[start Listed entries]

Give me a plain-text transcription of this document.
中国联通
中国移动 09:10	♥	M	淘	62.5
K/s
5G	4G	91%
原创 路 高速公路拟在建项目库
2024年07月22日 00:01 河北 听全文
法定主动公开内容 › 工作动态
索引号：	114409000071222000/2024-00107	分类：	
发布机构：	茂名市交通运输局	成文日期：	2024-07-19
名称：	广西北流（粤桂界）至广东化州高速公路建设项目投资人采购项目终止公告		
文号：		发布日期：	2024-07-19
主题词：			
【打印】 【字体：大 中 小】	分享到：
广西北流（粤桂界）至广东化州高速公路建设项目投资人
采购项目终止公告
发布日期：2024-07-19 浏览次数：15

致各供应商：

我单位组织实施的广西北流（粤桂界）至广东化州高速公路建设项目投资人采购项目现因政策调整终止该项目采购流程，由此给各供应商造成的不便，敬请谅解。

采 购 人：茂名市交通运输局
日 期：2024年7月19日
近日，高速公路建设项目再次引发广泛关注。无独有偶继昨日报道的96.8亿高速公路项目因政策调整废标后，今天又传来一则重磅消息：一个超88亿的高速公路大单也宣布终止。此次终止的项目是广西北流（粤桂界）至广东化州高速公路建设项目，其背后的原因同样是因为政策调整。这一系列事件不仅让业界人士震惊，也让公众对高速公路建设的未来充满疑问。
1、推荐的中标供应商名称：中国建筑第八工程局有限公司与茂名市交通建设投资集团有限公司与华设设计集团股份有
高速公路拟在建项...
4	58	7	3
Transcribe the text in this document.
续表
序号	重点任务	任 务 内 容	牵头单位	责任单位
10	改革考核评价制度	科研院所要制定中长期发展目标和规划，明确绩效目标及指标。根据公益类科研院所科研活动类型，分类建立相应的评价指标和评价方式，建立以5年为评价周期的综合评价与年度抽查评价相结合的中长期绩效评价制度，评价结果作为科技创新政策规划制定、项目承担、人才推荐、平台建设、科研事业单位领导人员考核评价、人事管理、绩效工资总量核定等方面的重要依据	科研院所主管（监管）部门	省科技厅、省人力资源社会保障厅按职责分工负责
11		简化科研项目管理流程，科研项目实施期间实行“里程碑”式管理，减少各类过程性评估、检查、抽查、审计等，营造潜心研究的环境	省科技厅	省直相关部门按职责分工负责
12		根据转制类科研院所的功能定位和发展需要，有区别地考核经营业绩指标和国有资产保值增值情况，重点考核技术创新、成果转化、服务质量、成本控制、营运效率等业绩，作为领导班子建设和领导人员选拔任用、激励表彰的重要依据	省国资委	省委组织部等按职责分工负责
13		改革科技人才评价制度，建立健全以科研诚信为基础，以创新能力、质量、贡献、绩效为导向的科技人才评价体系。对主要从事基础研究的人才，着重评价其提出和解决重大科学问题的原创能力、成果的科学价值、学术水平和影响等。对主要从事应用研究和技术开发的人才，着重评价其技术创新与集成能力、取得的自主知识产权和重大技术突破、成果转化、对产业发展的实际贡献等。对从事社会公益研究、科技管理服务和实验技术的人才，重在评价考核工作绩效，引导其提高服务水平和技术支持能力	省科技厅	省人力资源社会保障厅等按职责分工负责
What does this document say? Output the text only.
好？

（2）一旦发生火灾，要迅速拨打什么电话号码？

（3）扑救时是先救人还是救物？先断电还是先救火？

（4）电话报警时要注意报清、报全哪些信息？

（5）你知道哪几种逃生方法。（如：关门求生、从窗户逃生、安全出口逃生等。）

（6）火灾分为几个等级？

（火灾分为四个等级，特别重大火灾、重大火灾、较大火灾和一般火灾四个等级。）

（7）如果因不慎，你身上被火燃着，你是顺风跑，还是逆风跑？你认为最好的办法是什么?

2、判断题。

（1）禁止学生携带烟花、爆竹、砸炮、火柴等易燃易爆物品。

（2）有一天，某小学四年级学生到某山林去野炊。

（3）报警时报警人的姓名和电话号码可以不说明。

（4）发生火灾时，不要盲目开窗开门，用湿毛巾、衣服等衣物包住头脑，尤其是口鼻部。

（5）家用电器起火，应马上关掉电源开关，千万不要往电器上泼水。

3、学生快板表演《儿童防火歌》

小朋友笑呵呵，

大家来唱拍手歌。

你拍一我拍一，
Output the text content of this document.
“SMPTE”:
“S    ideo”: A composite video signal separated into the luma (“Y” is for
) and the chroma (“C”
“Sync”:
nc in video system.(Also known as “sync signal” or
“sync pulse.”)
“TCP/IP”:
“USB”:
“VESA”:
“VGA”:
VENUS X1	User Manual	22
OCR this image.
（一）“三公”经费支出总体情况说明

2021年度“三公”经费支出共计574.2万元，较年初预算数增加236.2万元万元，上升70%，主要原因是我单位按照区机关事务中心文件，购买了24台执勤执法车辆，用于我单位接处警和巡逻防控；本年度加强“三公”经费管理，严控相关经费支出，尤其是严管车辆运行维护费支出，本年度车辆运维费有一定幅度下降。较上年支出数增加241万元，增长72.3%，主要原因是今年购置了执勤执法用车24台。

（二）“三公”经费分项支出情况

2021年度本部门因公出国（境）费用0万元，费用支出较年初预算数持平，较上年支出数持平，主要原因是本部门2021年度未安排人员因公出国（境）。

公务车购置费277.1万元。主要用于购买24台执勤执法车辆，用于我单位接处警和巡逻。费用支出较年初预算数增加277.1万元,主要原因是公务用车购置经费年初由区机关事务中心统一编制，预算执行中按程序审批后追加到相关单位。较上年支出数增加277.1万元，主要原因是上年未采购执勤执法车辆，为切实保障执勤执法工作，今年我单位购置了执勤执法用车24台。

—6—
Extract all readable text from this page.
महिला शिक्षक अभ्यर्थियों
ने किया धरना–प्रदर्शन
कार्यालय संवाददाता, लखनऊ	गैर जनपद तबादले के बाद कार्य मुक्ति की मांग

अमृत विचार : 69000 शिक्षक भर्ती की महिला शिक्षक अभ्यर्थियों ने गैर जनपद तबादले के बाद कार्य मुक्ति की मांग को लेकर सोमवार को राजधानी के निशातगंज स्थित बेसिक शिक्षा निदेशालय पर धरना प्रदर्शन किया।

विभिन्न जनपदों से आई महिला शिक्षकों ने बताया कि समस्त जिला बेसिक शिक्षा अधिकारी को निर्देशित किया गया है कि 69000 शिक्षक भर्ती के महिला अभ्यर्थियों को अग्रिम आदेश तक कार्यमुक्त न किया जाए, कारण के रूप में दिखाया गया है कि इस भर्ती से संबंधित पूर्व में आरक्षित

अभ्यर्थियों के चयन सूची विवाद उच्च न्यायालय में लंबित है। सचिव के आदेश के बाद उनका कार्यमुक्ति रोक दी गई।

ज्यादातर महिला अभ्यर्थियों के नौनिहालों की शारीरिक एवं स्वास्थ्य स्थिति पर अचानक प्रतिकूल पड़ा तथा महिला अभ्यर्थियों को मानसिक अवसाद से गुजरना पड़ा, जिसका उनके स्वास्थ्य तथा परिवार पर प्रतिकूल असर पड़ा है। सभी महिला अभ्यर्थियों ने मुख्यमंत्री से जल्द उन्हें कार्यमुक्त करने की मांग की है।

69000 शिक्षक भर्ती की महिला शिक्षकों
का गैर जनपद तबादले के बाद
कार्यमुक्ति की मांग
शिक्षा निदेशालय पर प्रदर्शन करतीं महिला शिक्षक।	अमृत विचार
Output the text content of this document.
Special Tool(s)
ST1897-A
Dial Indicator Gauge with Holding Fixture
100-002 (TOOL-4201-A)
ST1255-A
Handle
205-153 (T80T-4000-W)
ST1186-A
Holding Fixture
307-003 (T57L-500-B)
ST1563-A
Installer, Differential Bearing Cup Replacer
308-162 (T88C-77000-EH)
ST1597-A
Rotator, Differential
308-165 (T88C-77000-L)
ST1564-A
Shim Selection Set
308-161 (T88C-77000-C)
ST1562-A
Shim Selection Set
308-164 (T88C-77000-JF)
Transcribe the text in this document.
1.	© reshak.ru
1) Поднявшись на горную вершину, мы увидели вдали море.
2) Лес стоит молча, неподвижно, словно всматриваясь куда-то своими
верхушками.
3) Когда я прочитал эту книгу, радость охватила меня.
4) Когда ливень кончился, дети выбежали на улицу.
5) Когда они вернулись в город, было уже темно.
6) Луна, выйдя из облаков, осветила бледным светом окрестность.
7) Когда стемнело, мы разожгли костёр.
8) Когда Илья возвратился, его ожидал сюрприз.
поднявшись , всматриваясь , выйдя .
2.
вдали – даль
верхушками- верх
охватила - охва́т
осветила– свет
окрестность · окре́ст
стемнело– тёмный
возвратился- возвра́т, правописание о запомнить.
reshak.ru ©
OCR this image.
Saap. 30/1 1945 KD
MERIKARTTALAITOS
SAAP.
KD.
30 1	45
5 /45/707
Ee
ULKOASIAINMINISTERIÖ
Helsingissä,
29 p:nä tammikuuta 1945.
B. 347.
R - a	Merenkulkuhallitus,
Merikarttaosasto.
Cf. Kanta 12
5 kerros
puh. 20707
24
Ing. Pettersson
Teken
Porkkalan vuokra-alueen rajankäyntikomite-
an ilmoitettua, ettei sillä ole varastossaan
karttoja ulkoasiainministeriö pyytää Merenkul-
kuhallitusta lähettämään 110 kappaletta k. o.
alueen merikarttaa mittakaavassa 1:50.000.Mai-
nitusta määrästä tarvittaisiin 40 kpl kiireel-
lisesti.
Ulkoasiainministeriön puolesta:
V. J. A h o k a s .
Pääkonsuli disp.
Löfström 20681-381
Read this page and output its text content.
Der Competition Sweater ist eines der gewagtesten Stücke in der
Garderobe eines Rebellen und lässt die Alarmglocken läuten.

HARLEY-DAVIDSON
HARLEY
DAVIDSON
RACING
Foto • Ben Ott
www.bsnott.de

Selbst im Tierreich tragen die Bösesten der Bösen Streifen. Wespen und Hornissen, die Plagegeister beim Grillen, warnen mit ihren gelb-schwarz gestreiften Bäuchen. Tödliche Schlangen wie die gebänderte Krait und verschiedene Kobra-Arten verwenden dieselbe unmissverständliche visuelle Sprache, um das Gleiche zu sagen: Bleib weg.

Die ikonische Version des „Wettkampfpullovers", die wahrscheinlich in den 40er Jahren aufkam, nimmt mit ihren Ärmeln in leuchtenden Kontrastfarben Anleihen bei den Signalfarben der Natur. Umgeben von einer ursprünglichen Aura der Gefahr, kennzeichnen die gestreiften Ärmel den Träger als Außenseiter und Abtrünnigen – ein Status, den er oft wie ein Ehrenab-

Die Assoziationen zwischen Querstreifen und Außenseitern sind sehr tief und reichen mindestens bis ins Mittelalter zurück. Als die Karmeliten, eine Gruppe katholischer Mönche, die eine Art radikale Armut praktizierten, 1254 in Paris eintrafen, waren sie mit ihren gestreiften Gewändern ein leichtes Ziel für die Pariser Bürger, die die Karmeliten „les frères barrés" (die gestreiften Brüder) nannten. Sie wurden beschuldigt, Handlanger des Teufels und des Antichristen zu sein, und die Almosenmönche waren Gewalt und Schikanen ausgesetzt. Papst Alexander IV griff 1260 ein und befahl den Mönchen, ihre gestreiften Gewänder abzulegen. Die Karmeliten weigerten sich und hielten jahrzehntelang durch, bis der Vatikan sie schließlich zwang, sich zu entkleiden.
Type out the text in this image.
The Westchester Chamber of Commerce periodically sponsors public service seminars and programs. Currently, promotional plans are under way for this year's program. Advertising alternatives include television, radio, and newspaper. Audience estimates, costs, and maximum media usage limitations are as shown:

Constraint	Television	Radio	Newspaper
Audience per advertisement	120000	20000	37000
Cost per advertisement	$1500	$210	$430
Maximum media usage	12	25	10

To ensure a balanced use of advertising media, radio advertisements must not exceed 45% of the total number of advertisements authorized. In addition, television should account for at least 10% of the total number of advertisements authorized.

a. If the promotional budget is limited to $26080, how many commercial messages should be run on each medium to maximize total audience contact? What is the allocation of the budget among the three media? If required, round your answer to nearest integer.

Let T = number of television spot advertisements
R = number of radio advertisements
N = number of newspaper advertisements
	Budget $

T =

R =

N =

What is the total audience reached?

[end Listed entries]

### Goal
Count each line above in which the string "usage" appears, then state only the total.

### Result of this exercise
2